■ **What you are asked to do**: Copy all the material that follows, keeping every character the same.

■ **Records for the exercise**:
::::
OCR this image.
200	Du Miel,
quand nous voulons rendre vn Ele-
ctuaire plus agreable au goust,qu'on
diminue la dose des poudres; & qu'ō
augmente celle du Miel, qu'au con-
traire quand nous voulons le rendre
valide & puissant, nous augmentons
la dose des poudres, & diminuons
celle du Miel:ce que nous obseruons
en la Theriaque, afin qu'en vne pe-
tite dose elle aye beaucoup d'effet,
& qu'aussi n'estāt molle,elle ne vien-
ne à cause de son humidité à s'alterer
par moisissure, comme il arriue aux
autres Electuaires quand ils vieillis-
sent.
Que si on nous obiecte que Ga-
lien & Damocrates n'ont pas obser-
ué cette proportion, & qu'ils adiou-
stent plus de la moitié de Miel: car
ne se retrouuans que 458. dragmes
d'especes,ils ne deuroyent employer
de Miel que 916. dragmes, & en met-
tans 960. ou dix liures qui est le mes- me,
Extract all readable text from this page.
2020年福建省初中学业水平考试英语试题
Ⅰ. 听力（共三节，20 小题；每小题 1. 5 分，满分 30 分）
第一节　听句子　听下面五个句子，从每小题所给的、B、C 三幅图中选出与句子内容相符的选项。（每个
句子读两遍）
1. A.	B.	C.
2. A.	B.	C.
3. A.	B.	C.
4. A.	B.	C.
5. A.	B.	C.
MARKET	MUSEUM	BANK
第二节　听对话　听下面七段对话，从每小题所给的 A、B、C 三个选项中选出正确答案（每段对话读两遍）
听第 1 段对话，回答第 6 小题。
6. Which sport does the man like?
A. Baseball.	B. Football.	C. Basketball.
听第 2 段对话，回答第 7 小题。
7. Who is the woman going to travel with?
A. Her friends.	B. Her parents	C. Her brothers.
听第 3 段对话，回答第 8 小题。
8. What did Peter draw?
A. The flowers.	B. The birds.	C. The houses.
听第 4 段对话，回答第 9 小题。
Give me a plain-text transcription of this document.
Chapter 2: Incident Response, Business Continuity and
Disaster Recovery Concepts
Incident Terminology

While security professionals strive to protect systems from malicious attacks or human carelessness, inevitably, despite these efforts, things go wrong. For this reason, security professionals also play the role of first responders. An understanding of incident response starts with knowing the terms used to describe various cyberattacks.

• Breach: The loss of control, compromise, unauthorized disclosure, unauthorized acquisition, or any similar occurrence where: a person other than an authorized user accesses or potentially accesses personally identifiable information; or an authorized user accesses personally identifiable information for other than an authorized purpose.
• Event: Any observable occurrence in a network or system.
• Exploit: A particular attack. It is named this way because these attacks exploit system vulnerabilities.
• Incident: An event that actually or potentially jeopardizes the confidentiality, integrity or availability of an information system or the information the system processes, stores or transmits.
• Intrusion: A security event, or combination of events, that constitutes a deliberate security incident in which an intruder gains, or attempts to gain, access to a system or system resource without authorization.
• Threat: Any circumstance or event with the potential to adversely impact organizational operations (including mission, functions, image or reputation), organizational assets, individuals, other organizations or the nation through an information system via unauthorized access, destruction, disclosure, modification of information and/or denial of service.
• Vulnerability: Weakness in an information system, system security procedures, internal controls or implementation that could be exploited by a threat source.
::::
■ **Solution**:
OCR this image.
200	Du Miel,
quand nous voulons rendre vn Ele-
ctuaire plus agreable au goust,qu'on
diminue la dose des poudres; & qu'ō
augmente celle du Miel, qu'au con-
traire quand nous voulons le rendre
valide & puissant, nous augmentons
la dose des poudres, & diminuons
celle du Miel:ce que nous obseruons
en la Theriaque, afin qu'en vne pe-
tite dose elle aye beaucoup d'effet,
& qu'aussi n'estāt molle,elle ne vien-
ne à cause de son humidité à s'alterer
par moisissure, comme il arriue aux
autres Electuaires quand ils vieillis-
sent.
Que si on nous obiecte que Ga-
lien & Damocrates n'ont pas obser-
ué cette proportion, & qu'ils adiou-
stent plus de la moitié de Miel: car
ne se retrouuans que 458. dragmes
d'especes,ils ne deuroyent employer
de Miel que 916. dragmes, & en met-
tans 960. ou dix liures qui est le mes- me,
Extract all readable text from this page.
2020年福建省初中学业水平考试英语试题
Ⅰ. 听力（共三节，20 小题；每小题 1. 5 分，满分 30 分）
第一节　听句子　听下面五个句子，从每小题所给的、B、C 三幅图中选出与句子内容相符的选项。（每个
句子读两遍）
1. A.	B.	C.
2. A.	B.	C.
3. A.	B.	C.
4. A.	B.	C.
5. A.	B.	C.
MARKET	MUSEUM	BANK
第二节　听对话　听下面七段对话，从每小题所给的 A、B、C 三个选项中选出正确答案（每段对话读两遍）
听第 1 段对话，回答第 6 小题。
6. Which sport does the man like?
A. Baseball.	B. Football.	C. Basketball.
听第 2 段对话，回答第 7 小题。
7. Who is the woman going to travel with?
A. Her friends.	B. Her parents	C. Her brothers.
听第 3 段对话，回答第 8 小题。
8. What did Peter draw?
A. The flowers.	B. The birds.	C. The houses.
听第 4 段对话，回答第 9 小题。
Give me a plain-text transcription of this document.
Chapter 2: Incident Response, Business Continuity and
Disaster Recovery Concepts
Incident Terminology

While security professionals strive to protect systems from malicious attacks or human carelessness, inevitably, despite these efforts, things go wrong. For this reason, security professionals also play the role of first responders. An understanding of incident response starts with knowing the terms used to describe various cyberattacks.

• Breach: The loss of control, compromise, unauthorized disclosure, unauthorized acquisition, or any similar occurrence where: a person other than an authorized user accesses or potentially accesses personally identifiable information; or an authorized user accesses personally identifiable information for other than an authorized purpose.
• Event: Any observable occurrence in a network or system.
• Exploit: A particular attack. It is named this way because these attacks exploit system vulnerabilities.
• Incident: An event that actually or potentially jeopardizes the confidentiality, integrity or availability of an information system or the information the system processes, stores or transmits.
• Intrusion: A security event, or combination of events, that constitutes a deliberate security incident in which an intruder gains, or attempts to gain, access to a system or system resource without authorization.
• Threat: Any circumstance or event with the potential to adversely impact organizational operations (including mission, functions, image or reputation), organizational assets, individuals, other organizations or the nation through an information system via unauthorized access, destruction, disclosure, modification of information and/or denial of service.
• Vulnerability: Weakness in an information system, system security procedures, internal controls or implementation that could be exploited by a threat source.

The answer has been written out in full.